====== SUPPLIED MATERIAL

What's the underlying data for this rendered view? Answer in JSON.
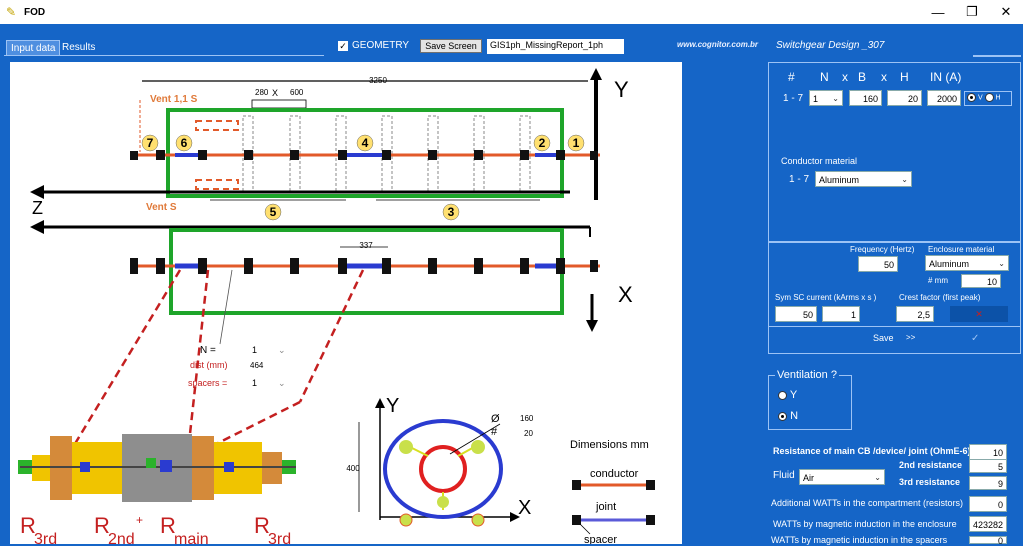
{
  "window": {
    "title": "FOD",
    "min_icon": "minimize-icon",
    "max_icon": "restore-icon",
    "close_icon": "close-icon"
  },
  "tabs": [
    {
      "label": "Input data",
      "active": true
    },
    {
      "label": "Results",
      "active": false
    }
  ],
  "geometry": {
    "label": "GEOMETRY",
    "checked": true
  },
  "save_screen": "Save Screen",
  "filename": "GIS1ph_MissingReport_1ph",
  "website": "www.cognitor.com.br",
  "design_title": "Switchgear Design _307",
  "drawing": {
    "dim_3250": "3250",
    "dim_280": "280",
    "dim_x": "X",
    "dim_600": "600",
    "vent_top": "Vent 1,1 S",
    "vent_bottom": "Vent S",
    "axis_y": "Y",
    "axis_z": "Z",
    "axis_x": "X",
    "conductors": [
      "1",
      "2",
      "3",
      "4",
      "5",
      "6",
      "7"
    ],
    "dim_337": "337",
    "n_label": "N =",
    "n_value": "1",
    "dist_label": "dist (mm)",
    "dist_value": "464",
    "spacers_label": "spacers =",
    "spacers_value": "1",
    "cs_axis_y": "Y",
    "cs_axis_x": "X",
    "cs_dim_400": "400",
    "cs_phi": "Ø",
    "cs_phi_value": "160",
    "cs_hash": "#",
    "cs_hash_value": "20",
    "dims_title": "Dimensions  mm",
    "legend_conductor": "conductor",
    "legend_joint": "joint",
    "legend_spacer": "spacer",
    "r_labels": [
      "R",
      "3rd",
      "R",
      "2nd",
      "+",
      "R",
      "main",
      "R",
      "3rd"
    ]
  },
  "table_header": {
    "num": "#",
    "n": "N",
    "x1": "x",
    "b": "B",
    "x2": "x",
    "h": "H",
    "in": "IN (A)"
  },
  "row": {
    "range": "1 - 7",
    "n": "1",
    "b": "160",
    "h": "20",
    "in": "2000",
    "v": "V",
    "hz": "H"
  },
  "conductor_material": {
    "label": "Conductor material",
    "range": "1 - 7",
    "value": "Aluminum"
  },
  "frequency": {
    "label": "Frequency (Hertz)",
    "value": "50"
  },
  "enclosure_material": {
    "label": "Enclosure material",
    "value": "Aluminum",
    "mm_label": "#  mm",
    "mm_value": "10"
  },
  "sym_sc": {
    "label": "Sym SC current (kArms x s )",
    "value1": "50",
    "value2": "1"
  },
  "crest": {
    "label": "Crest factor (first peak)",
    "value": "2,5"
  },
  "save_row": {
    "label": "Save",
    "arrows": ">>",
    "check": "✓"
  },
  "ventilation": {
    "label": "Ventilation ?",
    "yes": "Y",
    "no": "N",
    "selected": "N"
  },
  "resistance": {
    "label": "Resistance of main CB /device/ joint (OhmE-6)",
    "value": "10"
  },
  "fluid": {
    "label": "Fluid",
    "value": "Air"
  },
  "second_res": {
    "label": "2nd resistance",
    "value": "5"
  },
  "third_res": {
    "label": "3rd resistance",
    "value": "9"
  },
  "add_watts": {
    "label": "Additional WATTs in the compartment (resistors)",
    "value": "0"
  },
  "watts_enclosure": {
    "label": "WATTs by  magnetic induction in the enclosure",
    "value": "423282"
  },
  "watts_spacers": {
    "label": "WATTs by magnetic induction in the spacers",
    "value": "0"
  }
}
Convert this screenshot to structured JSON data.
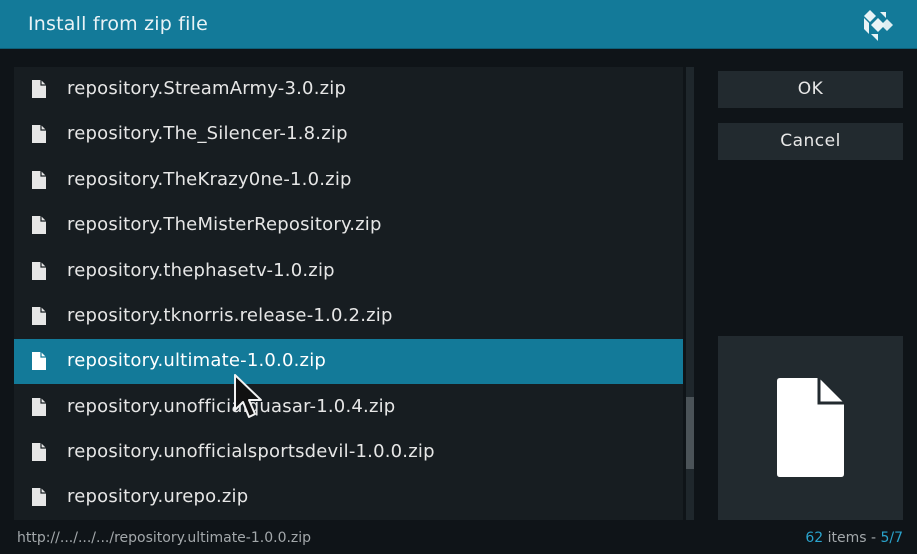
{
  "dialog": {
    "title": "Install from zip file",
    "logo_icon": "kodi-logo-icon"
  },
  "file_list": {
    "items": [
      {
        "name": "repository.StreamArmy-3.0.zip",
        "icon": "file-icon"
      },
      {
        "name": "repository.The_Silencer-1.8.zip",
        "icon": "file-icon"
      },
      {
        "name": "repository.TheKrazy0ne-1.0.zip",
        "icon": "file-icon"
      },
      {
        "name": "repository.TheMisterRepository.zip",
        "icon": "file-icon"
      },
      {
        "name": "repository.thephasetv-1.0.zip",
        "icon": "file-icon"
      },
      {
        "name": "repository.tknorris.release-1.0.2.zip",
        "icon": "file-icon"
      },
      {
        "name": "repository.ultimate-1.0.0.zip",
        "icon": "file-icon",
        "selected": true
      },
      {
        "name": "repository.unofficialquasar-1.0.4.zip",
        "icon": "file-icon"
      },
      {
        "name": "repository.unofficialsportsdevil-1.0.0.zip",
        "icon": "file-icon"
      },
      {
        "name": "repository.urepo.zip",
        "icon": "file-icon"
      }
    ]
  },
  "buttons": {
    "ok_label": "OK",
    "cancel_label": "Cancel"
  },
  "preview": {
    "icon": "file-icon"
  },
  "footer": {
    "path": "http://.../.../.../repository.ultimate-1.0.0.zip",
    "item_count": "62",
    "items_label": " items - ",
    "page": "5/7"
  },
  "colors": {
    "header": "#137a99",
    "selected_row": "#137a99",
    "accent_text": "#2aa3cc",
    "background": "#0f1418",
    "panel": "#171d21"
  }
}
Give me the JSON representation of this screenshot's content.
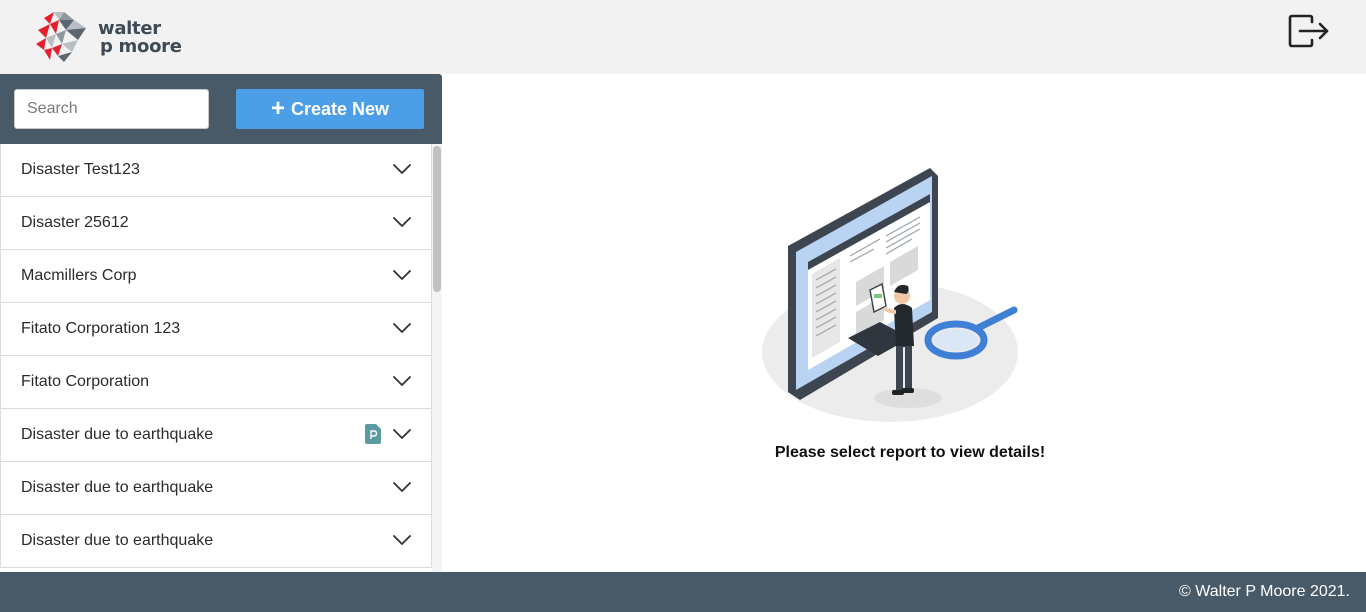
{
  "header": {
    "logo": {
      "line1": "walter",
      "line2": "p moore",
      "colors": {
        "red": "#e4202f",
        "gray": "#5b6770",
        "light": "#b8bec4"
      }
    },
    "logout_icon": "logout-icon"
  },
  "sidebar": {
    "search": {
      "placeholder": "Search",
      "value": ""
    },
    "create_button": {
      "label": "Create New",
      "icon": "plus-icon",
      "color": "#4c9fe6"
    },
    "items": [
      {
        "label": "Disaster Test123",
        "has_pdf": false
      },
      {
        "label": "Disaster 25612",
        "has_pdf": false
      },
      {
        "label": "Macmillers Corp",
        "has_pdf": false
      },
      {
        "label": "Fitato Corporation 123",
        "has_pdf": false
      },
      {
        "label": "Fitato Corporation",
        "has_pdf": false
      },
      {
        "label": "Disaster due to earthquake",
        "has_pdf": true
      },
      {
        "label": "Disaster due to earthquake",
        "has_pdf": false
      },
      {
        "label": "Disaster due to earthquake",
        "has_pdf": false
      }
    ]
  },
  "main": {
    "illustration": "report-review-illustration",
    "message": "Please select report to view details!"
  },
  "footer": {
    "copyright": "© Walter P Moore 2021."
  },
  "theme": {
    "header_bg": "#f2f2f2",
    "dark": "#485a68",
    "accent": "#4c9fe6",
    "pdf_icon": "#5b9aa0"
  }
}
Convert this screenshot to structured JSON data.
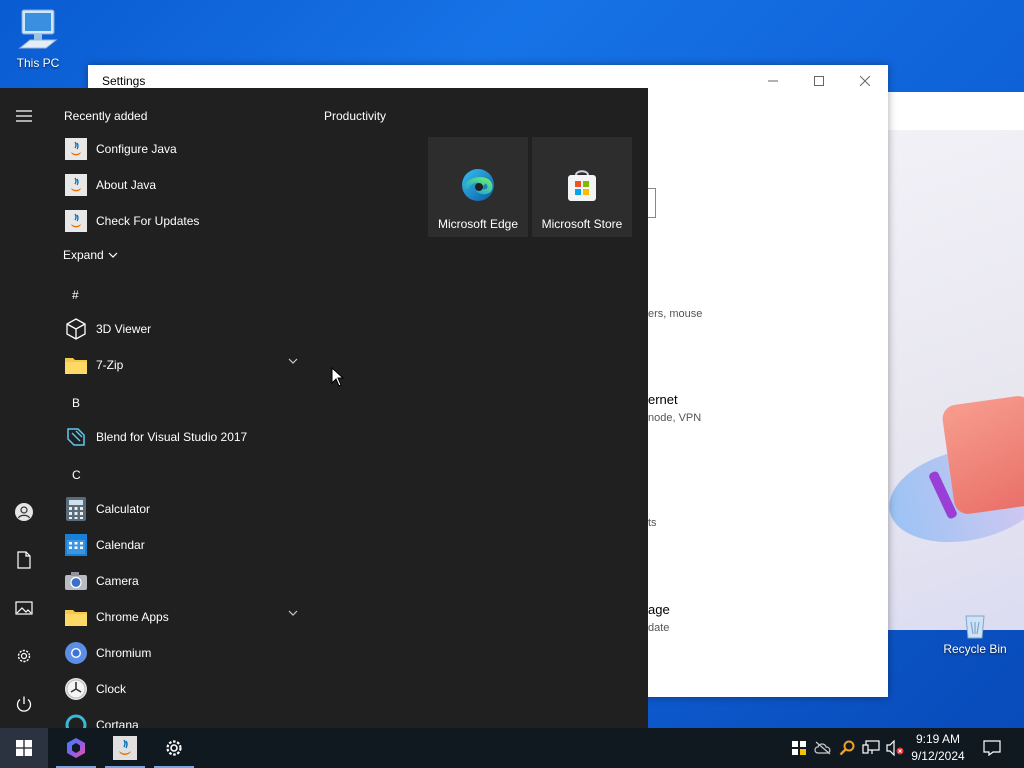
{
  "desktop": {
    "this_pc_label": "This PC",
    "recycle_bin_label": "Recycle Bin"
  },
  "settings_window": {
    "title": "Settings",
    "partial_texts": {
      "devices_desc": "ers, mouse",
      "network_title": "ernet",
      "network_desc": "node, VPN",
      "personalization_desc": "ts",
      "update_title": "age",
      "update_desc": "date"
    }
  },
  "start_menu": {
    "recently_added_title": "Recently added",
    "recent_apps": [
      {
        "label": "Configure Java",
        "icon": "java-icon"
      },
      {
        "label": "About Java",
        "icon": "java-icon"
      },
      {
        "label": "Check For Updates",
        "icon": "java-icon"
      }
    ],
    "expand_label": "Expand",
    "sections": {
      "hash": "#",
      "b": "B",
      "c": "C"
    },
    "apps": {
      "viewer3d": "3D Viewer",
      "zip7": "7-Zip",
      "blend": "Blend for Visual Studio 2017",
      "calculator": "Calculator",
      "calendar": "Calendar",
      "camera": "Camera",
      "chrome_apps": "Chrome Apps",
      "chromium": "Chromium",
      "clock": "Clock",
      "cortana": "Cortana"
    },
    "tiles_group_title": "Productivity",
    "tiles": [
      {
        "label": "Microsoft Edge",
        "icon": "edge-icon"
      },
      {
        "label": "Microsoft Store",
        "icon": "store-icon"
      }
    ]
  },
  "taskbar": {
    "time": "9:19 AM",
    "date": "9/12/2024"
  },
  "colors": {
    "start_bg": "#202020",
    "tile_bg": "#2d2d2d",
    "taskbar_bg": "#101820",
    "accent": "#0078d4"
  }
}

============

How many lines of the records contain the string "repository"? Respond with the number alone.

#### RESPONSE TO THE EXERCISE
11